What is asked.
Count how many lines contain the word "rate". Respond with the number alone.

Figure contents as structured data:
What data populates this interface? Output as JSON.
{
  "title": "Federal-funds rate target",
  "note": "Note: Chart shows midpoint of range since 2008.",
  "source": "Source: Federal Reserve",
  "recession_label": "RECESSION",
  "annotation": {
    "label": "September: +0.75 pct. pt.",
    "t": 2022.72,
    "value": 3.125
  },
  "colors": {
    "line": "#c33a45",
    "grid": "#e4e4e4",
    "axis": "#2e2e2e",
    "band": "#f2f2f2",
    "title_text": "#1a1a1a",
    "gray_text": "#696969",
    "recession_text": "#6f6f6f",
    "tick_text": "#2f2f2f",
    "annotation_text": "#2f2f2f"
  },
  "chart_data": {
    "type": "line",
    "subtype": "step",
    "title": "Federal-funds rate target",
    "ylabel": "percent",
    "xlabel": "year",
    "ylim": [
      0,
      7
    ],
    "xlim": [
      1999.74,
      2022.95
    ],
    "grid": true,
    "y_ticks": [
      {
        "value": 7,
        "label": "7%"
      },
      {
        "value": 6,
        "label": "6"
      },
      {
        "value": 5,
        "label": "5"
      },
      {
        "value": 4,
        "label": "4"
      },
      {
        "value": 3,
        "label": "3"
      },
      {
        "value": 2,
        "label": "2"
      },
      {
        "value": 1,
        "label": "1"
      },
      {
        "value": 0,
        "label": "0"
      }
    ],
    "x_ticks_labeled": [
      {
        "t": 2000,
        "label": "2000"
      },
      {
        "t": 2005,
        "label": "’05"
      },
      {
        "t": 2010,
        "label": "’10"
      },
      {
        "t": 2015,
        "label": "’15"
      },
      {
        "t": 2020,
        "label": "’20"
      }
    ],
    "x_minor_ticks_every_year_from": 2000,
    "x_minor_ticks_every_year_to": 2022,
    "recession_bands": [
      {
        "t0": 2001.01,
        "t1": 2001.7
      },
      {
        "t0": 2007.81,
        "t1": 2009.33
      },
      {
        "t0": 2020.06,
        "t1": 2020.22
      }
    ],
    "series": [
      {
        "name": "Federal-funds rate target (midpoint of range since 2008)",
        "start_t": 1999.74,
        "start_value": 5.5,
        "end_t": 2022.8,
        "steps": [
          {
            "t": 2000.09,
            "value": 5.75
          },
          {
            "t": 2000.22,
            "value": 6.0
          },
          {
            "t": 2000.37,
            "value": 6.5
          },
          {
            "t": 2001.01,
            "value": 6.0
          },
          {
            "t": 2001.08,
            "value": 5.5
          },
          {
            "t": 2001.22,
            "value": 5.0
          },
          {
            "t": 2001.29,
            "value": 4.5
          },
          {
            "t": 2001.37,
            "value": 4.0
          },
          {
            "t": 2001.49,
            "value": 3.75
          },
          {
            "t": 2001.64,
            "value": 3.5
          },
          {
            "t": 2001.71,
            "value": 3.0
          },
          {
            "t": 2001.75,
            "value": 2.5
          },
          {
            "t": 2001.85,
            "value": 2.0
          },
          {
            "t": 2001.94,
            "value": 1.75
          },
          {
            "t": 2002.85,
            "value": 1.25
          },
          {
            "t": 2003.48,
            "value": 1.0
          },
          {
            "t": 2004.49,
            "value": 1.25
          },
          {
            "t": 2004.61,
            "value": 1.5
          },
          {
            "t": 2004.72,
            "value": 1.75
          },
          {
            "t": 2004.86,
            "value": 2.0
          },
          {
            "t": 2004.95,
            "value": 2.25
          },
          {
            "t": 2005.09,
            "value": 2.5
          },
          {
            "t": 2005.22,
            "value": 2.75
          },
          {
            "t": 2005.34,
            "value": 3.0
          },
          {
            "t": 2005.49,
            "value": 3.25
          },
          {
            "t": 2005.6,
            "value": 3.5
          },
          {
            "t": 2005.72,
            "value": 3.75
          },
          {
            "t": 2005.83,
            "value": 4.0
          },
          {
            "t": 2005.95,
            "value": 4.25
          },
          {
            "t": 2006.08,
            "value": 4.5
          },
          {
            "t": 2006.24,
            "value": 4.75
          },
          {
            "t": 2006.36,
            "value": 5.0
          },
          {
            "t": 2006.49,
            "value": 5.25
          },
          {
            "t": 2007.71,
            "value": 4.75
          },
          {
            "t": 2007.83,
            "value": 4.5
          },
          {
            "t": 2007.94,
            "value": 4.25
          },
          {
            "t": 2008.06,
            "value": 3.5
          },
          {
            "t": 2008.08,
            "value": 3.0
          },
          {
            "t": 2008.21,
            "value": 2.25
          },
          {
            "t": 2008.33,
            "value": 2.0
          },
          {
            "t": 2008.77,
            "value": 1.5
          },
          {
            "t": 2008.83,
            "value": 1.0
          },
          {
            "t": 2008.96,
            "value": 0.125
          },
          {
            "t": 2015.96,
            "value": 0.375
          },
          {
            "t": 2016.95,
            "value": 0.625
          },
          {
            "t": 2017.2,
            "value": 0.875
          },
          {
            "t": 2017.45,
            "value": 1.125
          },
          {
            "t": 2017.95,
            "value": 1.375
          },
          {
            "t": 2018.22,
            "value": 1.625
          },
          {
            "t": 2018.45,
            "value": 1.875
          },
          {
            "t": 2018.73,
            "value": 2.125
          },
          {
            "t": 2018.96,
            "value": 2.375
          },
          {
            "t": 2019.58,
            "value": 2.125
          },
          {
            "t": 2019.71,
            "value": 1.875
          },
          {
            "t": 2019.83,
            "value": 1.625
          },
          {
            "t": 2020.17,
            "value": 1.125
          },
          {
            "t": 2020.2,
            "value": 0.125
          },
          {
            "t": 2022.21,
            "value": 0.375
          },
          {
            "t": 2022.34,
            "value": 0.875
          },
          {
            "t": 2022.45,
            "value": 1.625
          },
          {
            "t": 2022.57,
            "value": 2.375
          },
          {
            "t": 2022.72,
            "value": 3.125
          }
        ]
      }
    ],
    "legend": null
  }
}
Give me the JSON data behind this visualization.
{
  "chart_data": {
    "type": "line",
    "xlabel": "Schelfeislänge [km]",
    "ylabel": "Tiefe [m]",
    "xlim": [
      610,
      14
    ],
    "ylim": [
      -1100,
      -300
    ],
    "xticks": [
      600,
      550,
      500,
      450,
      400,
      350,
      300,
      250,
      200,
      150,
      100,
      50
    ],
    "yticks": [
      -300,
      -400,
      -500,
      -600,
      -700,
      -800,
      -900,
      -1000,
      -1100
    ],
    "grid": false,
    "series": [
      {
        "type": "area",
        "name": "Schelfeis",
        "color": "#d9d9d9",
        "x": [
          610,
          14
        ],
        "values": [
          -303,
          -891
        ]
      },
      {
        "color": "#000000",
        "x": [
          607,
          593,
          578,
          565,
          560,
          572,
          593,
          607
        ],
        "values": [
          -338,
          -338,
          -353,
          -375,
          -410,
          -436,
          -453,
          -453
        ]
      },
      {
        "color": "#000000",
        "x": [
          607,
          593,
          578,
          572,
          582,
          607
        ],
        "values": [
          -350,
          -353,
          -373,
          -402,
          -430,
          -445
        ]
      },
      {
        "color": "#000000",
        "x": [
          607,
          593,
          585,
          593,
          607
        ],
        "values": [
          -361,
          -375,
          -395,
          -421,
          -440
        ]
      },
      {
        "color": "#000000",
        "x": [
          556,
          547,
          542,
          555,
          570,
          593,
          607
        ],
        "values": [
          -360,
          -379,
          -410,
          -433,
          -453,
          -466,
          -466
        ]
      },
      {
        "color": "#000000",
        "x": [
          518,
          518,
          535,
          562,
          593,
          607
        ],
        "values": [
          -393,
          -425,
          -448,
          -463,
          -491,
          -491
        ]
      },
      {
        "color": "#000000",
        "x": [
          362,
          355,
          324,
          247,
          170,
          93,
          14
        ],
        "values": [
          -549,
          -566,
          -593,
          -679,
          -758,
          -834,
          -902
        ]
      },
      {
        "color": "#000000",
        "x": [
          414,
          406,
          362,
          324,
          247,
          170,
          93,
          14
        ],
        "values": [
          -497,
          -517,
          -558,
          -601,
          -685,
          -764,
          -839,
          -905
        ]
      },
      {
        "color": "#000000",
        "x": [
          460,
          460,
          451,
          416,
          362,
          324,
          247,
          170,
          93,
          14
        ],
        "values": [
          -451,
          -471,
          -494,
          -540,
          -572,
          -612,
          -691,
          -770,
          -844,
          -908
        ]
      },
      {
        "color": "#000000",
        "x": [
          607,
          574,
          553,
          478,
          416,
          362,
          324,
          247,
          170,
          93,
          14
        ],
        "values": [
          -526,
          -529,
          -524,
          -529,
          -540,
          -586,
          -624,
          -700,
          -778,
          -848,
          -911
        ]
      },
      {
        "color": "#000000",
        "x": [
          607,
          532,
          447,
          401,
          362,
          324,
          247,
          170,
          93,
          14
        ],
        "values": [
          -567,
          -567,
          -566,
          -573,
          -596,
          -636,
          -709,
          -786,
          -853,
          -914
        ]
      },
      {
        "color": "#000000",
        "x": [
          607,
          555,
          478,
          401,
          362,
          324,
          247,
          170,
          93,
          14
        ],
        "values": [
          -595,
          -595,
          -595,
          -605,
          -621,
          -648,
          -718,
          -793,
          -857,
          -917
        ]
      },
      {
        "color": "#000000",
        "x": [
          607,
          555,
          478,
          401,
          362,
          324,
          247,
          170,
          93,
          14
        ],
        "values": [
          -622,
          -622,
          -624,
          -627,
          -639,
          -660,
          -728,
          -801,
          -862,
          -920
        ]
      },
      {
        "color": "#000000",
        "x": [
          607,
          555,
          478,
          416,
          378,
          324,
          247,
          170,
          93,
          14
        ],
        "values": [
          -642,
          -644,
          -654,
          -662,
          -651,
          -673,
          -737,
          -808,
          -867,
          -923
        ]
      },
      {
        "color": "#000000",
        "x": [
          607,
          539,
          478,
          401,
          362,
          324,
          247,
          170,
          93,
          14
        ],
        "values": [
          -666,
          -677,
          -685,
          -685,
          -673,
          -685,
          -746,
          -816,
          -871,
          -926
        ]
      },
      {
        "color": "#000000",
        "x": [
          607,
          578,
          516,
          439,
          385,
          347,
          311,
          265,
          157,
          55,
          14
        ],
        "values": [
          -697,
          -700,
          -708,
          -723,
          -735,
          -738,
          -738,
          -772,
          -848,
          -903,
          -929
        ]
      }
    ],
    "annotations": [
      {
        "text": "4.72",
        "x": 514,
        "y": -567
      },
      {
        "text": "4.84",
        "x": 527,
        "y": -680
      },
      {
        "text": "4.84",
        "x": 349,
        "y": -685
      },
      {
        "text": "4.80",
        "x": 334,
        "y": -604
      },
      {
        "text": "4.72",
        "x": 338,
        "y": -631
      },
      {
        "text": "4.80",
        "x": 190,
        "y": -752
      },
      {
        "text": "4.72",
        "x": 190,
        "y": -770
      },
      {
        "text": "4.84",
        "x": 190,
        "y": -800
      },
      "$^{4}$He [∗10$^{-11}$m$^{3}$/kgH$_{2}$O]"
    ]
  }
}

The result.
3